■ **SHORT TASK**
For the material that follows, list every line containing the word "text".

(Dataset entries)
↓↓↓

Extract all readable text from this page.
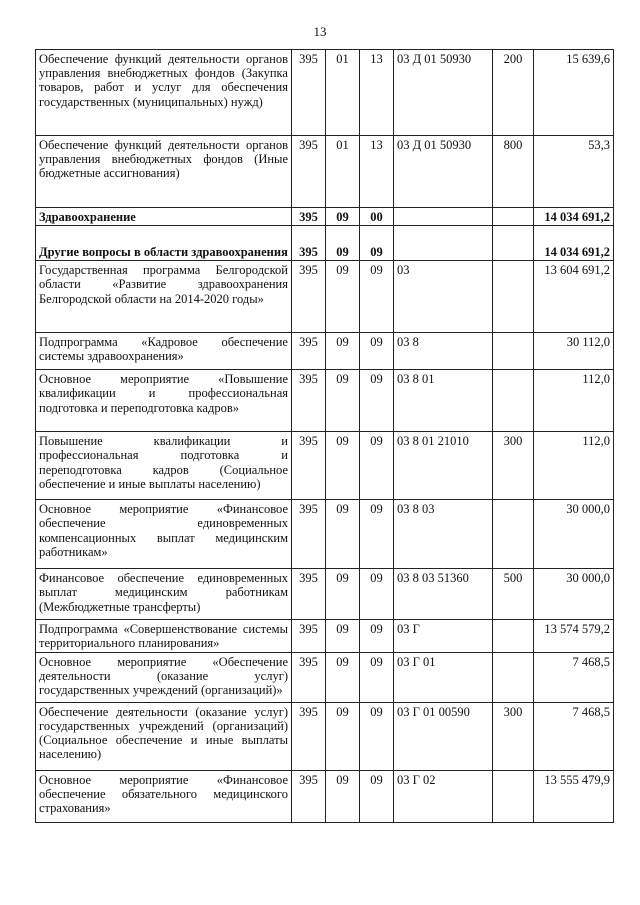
13
Обеспечение функций деятельности органов управления внебюджетных фондов (Закупка товаров, работ и услуг для обеспечения государственных (муниципальных) нужд)	395	01	13	03 Д 01 50930	200	15 639,6
Обеспечение функций деятельности органов управления внебюджетных фондов (Иные бюджетные ассигнования)	395	01	13	03 Д 01 50930	800	53,3
Здравоохранение	395	09	00			14 034 691,2
Другие вопросы в области здравоохранения	395	09	09			14 034 691,2
Государственная программа Белгородской области «Развитие здравоохранения Белгородской области на 2014-2020 годы»	395	09	09	03		13 604 691,2
Подпрограмма «Кадровое обеспечение системы здравоохранения»	395	09	09	03 8		30 112,0
Основное мероприятие «Повышение квалификации и профессиональная подготовка и переподготовка кадров»	395	09	09	03 8 01		112,0
Повышение квалификации и профессиональная подготовка и переподготовка кадров (Социальное обеспечение и иные выплаты населению)	395	09	09	03 8 01 21010	300	112,0
Основное мероприятие «Финансовое обеспечение единовременных компенсационных выплат медицинским работникам»	395	09	09	03 8 03		30 000,0
Финансовое обеспечение единовременных выплат медицинским работникам (Межбюджетные трансферты)	395	09	09	03 8 03 51360	500	30 000,0
Подпрограмма «Совершенствование системы территориального планирования»	395	09	09	03 Г		13 574 579,2
Основное мероприятие «Обеспечение деятельности (оказание услуг) государственных учреждений (организаций)»	395	09	09	03 Г 01		7 468,5
Обеспечение деятельности (оказание услуг) государственных учреждений (организаций) (Социальное обеспечение и иные выплаты населению)	395	09	09	03 Г 01 00590	300	7 468,5
Основное мероприятие «Финансовое обеспечение обязательного медицинского страхования»	395	09	09	03 Г 02		13 555 479,9
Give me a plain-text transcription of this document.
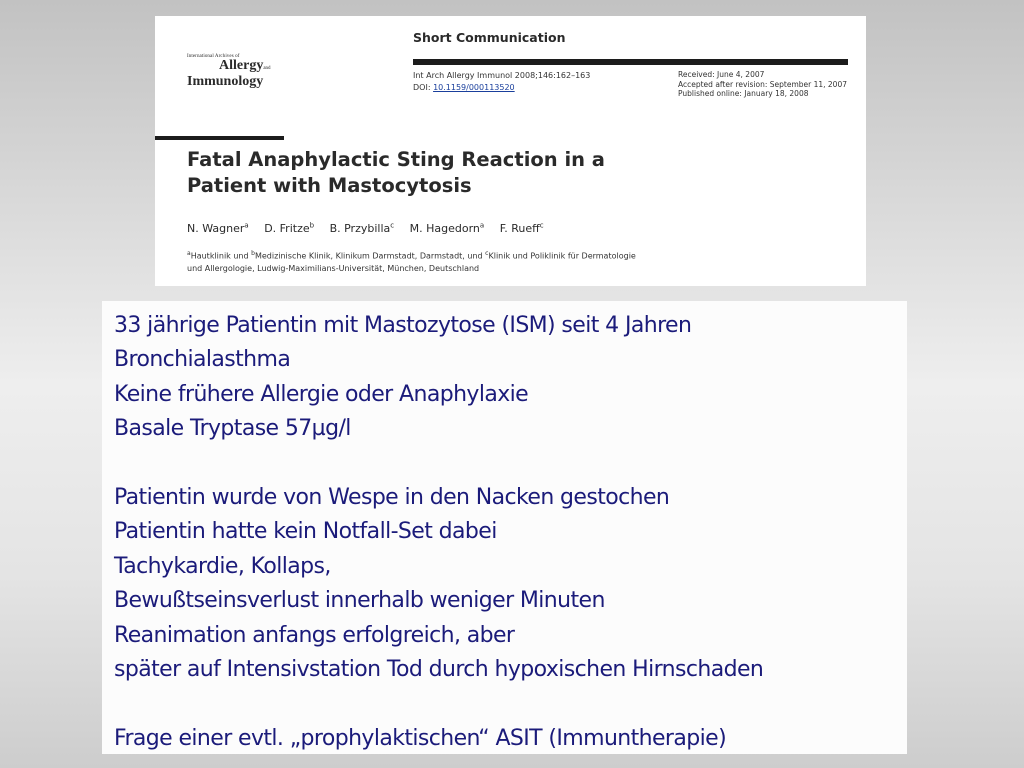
International Archives of
Allergyand
Immunology
Short Communication
Int Arch Allergy Immunol 2008;146:162–163
DOI: 10.1159/000113520
Received: June 4, 2007
Accepted after revision: September 11, 2007
Published online: January 18, 2008
Fatal Anaphylactic Sting Reaction in a
Patient with Mastocytosis
N. Wagner$^a$ D. Fritze$^b$ B. Przybilla$^c$ M. Hagedorn$^a$ F. Rueff$^c$
$^a$Hautklinik und $^b$Medizinische Klinik, Klinikum Darmstadt, Darmstadt, und $^c$Klinik und Poliklinik für Dermatologie
und Allergologie, Ludwig-Maximilians-Universität, München, Deutschland
33 jährige Patientin mit Mastozytose (ISM) seit 4 Jahren
Bronchialasthma
Keine frühere Allergie oder Anaphylaxie
Basale Tryptase 57µg/l
Patientin wurde von Wespe in den Nacken gestochen
Patientin hatte kein Notfall-Set dabei
Tachykardie, Kollaps,
Bewußtseinsverlust innerhalb weniger Minuten
Reanimation anfangs erfolgreich, aber
später auf Intensivstation Tod durch hypoxischen Hirnschaden
Frage einer evtl. „prophylaktischen“ ASIT (Immuntherapie)
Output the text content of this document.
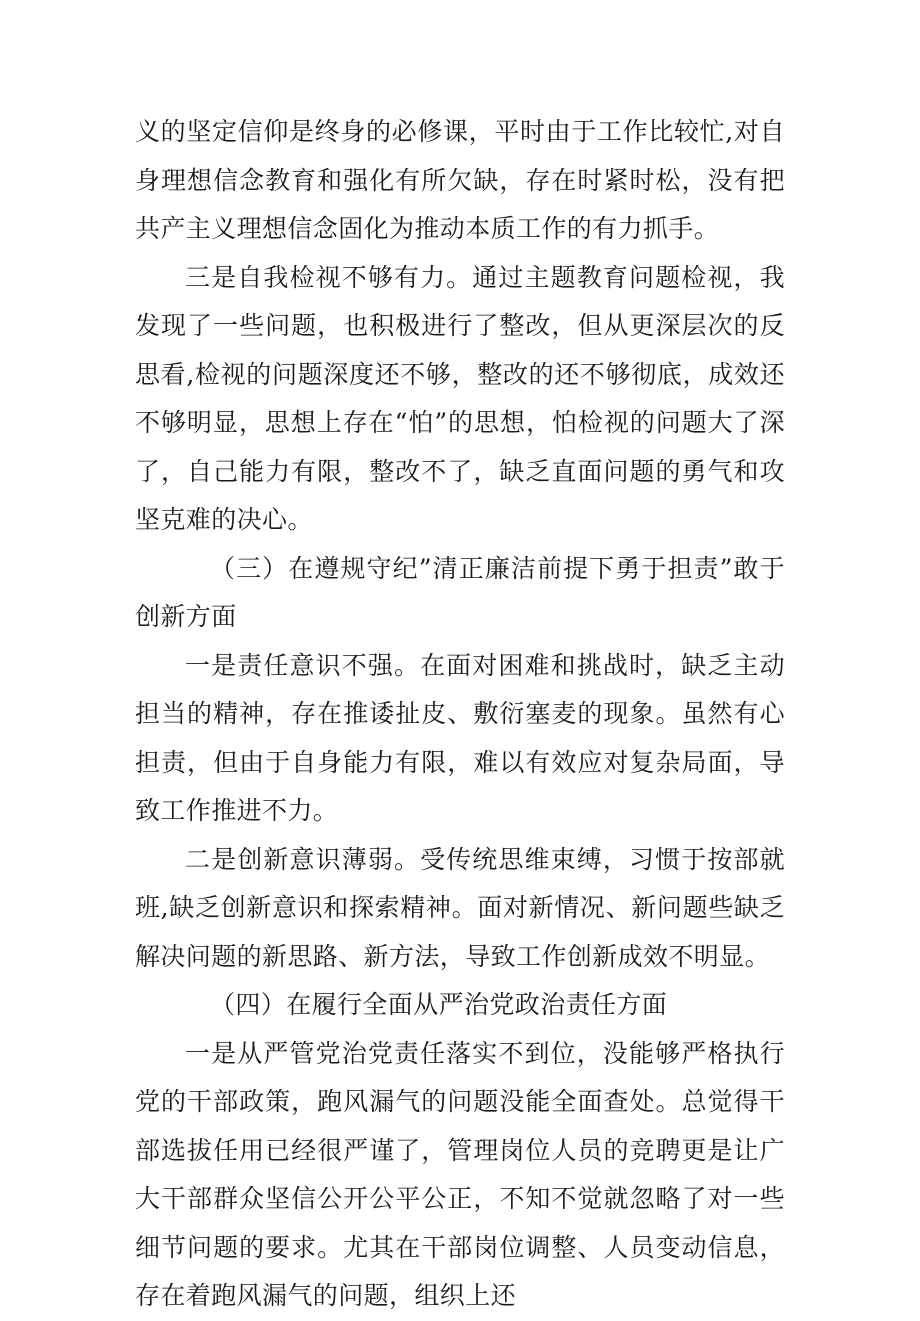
义的坚定信仰是终身的必修课，平时由于工作比较忙,对自身理想信念教育和强化有所欠缺，存在时紧时松，没有把共产主义理想信念固化为推动本质工作的有力抓手。

三是自我检视不够有力。通过主题教育问题检视，我发现了一些问题，也积极进行了整改，但从更深层次的反思看,检视的问题深度还不够，整改的还不够彻底，成效还不够明显，思想上存在“怕”的思想，怕检视的问题大了深了，自己能力有限，整改不了，缺乏直面问题的勇气和攻坚克难的决心。

（三）在遵规守纪”清正廉洁前提下勇于担责”敢于创新方面

一是责任意识不强。在面对困难和挑战时，缺乏主动担当的精神，存在推诿扯皮、敷衍塞麦的现象。虽然有心担责，但由于自身能力有限，难以有效应对复杂局面，导致工作推进不力。

二是创新意识薄弱。受传统思维束缚，习惯于按部就班,缺乏创新意识和探索精神。面对新情况、新问题些缺乏解决问题的新思路、新方法，导致工作创新成效不明显。

（四）在履行全面从严治党政治责任方面

一是从严管党治党责任落实不到位，没能够严格执行党的干部政策，跑风漏气的问题没能全面查处。总觉得干部选拔任用已经很严谨了，管理岗位人员的竞聘更是让广大干部群众坚信公开公平公正，不知不觉就忽略了对一些细节问题的要求。尤其在干部岗位调整、人员变动信息，存在着跑风漏气的问题，组织上还
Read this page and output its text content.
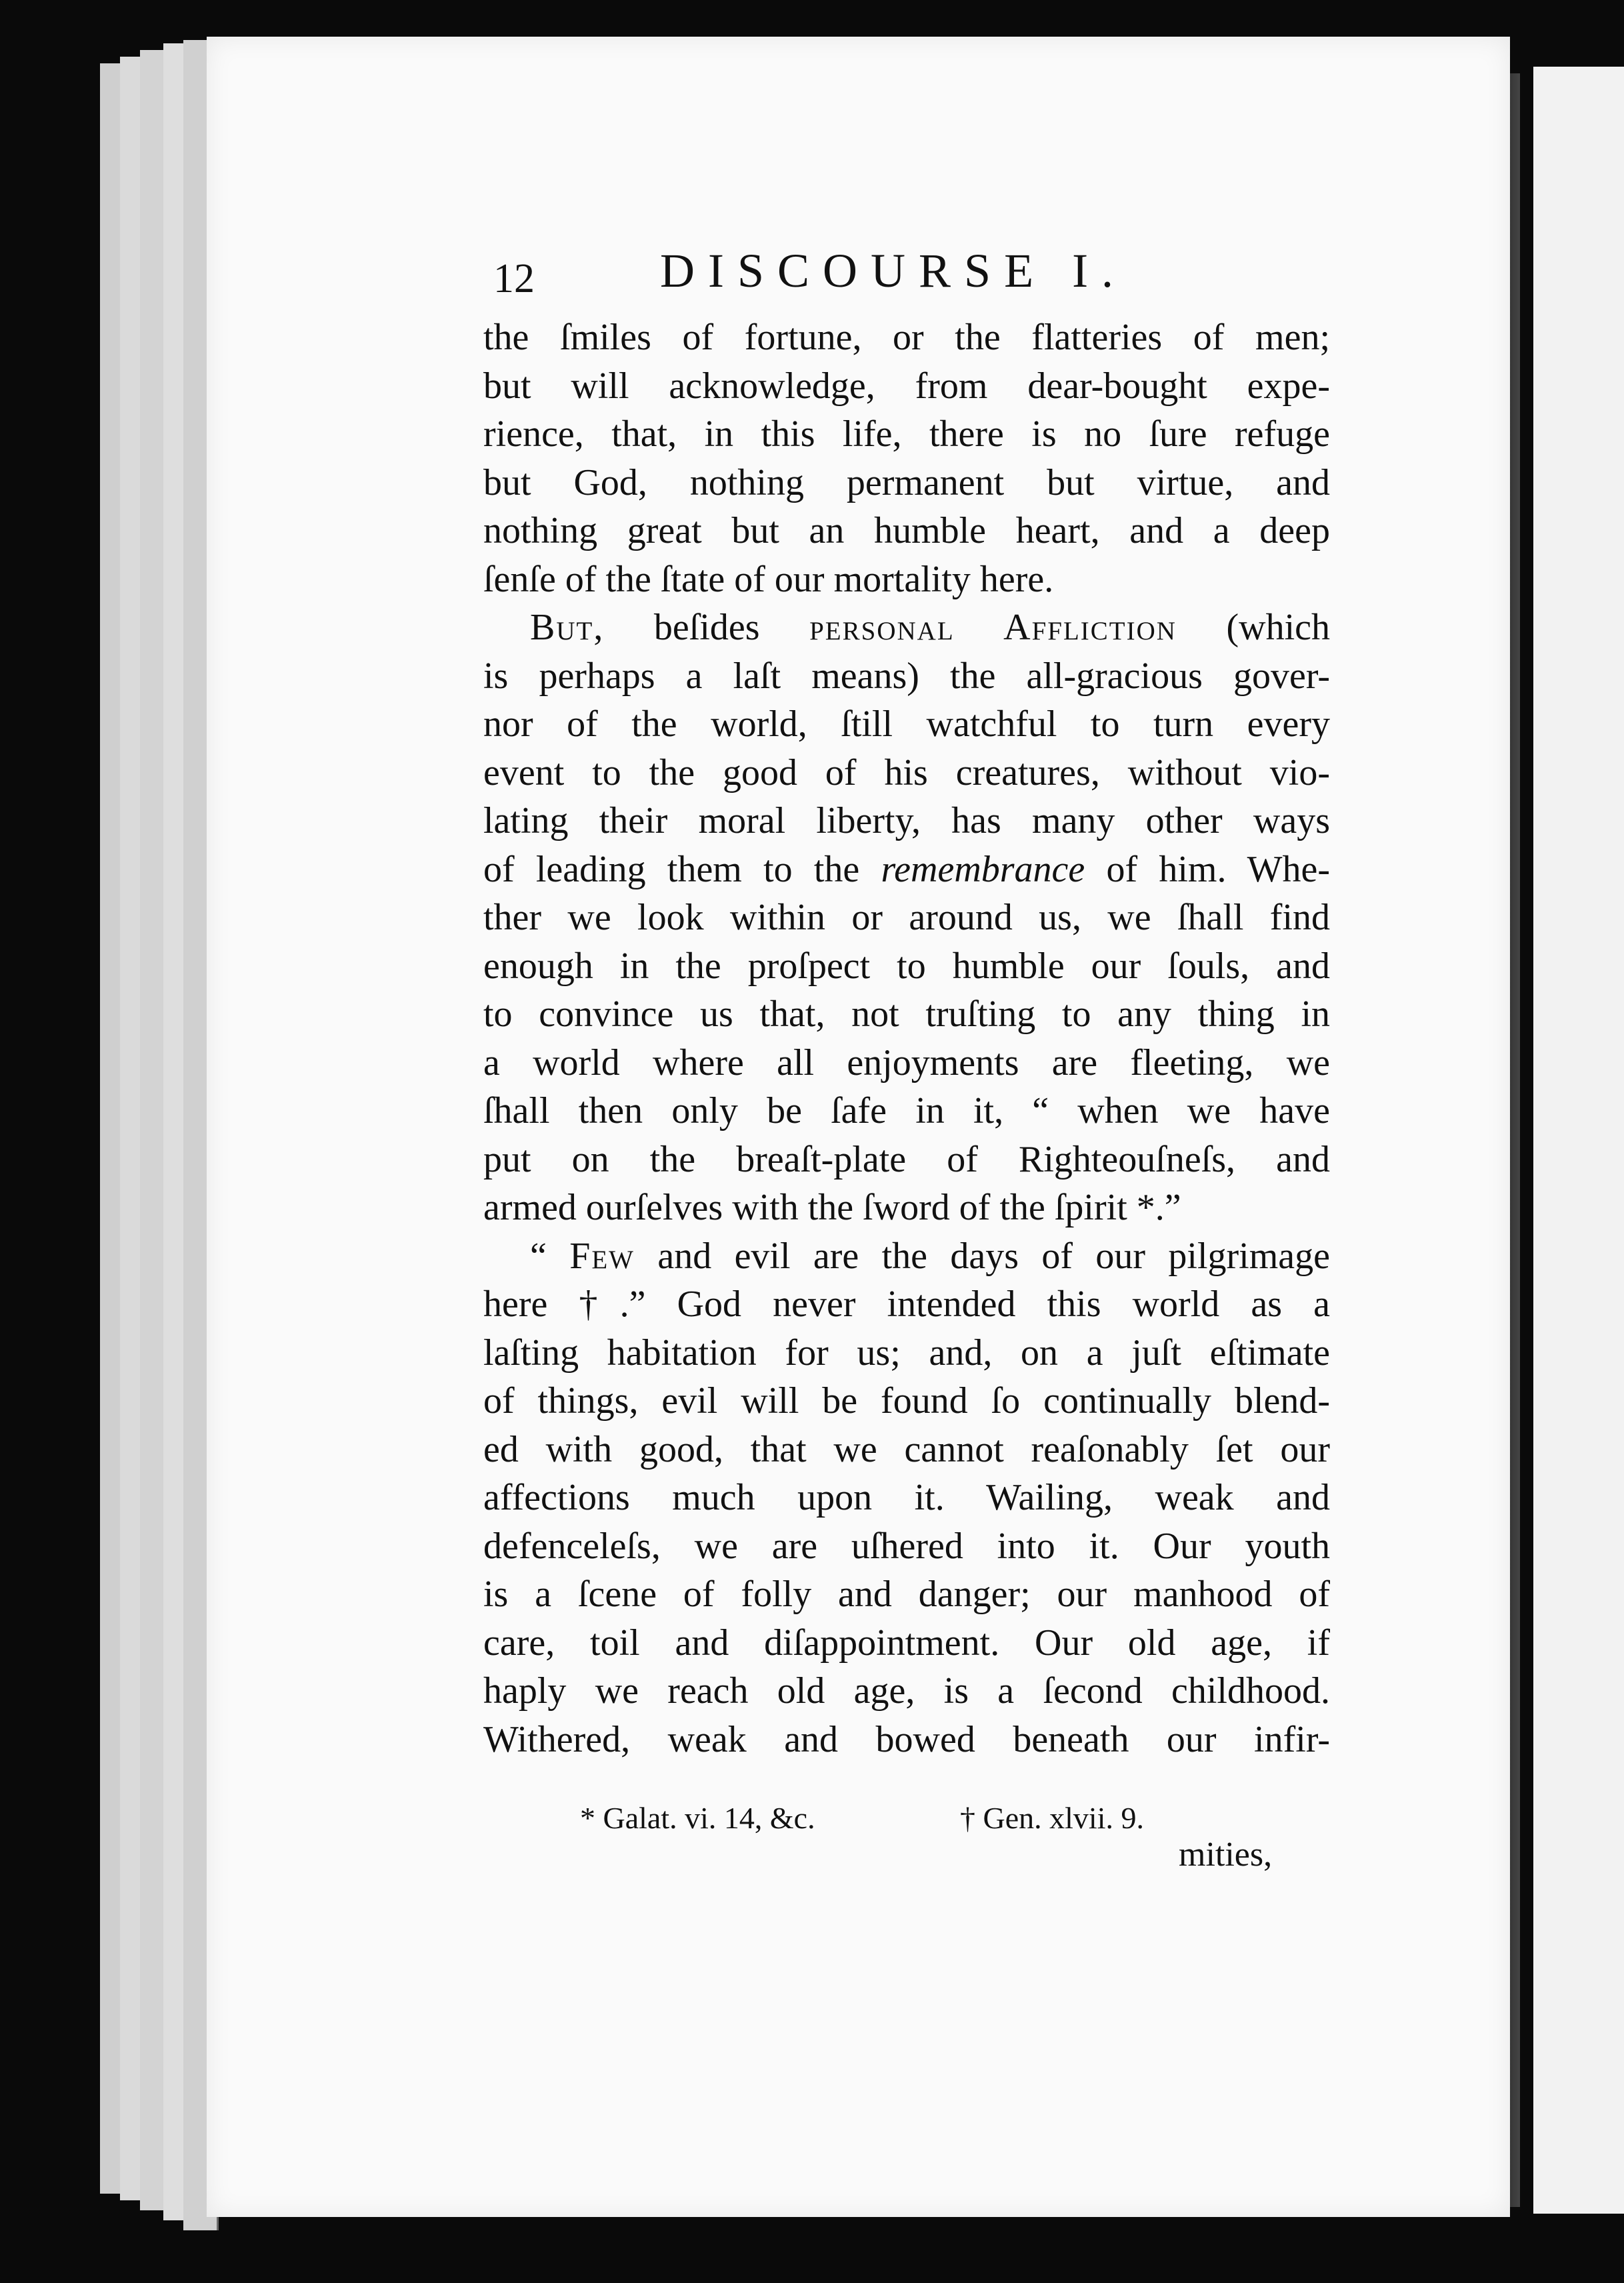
12	DISCOURSE I.
the ſmiles of fortune, or the flatteries of men;
but will acknowledge, from dear-bought expe-
rience, that, in this life, there is no ſure refuge
but God, nothing permanent but virtue, and
nothing great but an humble heart, and a deep
ſenſe of the ſtate of our mortality here.
But, beſides personal Affliction (which
is perhaps a laſt means) the all-gracious gover-
nor of the world, ſtill watchful to turn every
event to the good of his creatures, without vio-
lating their moral liberty, has many other ways
of leading them to the remembrance of him. Whe-
ther we look within or around us, we ſhall find
enough in the proſpect to humble our ſouls, and
to convince us that, not truſting to any thing in
a world where all enjoyments are fleeting, we
ſhall then only be ſafe in it, “ when we have
put on the breaſt-plate of Righteouſneſs, and
armed ourſelves with the ſword of the ſpirit *.”
“ Few and evil are the days of our pilgrimage
here †.” God never intended this world as a
laſting habitation for us; and, on a juſt eſtimate
of things, evil will be found ſo continually blend-
ed with good, that we cannot reaſonably ſet our
affections much upon it. Wailing, weak and
defenceleſs, we are uſhered into it. Our youth
is a ſcene of folly and danger; our manhood of
care, toil and diſappointment. Our old age, if
haply we reach old age, is a ſecond childhood.
Withered, weak and bowed beneath our infir-
* Galat. vi. 14, &c.	† Gen. xlvii. 9.
mities,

↑↑↑

■ **PROBLEM SOLUTION**
Extract all readable text from this page.
Give me a plain-text transcription of this document.
Output the text content of this document.
Read this page and output its text content.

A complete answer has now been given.